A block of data
>> Start

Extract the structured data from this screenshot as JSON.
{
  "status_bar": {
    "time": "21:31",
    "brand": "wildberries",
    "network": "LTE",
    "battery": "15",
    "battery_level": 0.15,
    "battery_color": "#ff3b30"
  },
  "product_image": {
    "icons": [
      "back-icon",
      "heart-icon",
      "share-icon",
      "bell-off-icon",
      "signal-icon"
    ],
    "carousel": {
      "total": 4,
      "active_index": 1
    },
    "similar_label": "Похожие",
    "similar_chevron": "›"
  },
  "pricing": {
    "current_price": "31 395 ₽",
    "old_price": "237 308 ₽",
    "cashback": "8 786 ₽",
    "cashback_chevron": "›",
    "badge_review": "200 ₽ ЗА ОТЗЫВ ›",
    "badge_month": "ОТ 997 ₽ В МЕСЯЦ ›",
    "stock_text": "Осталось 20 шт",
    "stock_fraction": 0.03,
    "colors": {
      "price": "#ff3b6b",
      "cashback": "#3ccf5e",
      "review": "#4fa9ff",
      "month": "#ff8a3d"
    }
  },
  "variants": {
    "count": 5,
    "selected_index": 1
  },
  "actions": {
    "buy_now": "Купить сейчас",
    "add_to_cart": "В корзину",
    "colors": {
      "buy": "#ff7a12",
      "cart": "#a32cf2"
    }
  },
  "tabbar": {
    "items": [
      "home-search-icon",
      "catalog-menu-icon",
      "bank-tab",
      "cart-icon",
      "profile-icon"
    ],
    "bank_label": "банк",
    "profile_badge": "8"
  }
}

>> End

# [WHAT IS EXPECTED]
Restate every record exactly, leaving nothing out.

# [TASK SOLUTION]
Extract the structured data from this screenshot as JSON.
{
  "status_bar": {
    "time": "21:31",
    "brand": "wildberries",
    "network": "LTE",
    "battery": "15",
    "battery_level": 0.15,
    "battery_color": "#ff3b30"
  },
  "product_image": {
    "icons": [
      "back-icon",
      "heart-icon",
      "share-icon",
      "bell-off-icon",
      "signal-icon"
    ],
    "carousel": {
      "total": 4,
      "active_index": 1
    },
    "similar_label": "Похожие",
    "similar_chevron": "›"
  },
  "pricing": {
    "current_price": "31 395 ₽",
    "old_price": "237 308 ₽",
    "cashback": "8 786 ₽",
    "cashback_chevron": "›",
    "badge_review": "200 ₽ ЗА ОТЗЫВ ›",
    "badge_month": "ОТ 997 ₽ В МЕСЯЦ ›",
    "stock_text": "Осталось 20 шт",
    "stock_fraction": 0.03,
    "colors": {
      "price": "#ff3b6b",
      "cashback": "#3ccf5e",
      "review": "#4fa9ff",
      "month": "#ff8a3d"
    }
  },
  "variants": {
    "count": 5,
    "selected_index": 1
  },
  "actions": {
    "buy_now": "Купить сейчас",
    "add_to_cart": "В корзину",
    "colors": {
      "buy": "#ff7a12",
      "cart": "#a32cf2"
    }
  },
  "tabbar": {
    "items": [
      "home-search-icon",
      "catalog-menu-icon",
      "bank-tab",
      "cart-icon",
      "profile-icon"
    ],
    "bank_label": "банк",
    "profile_badge": "8"
  }
}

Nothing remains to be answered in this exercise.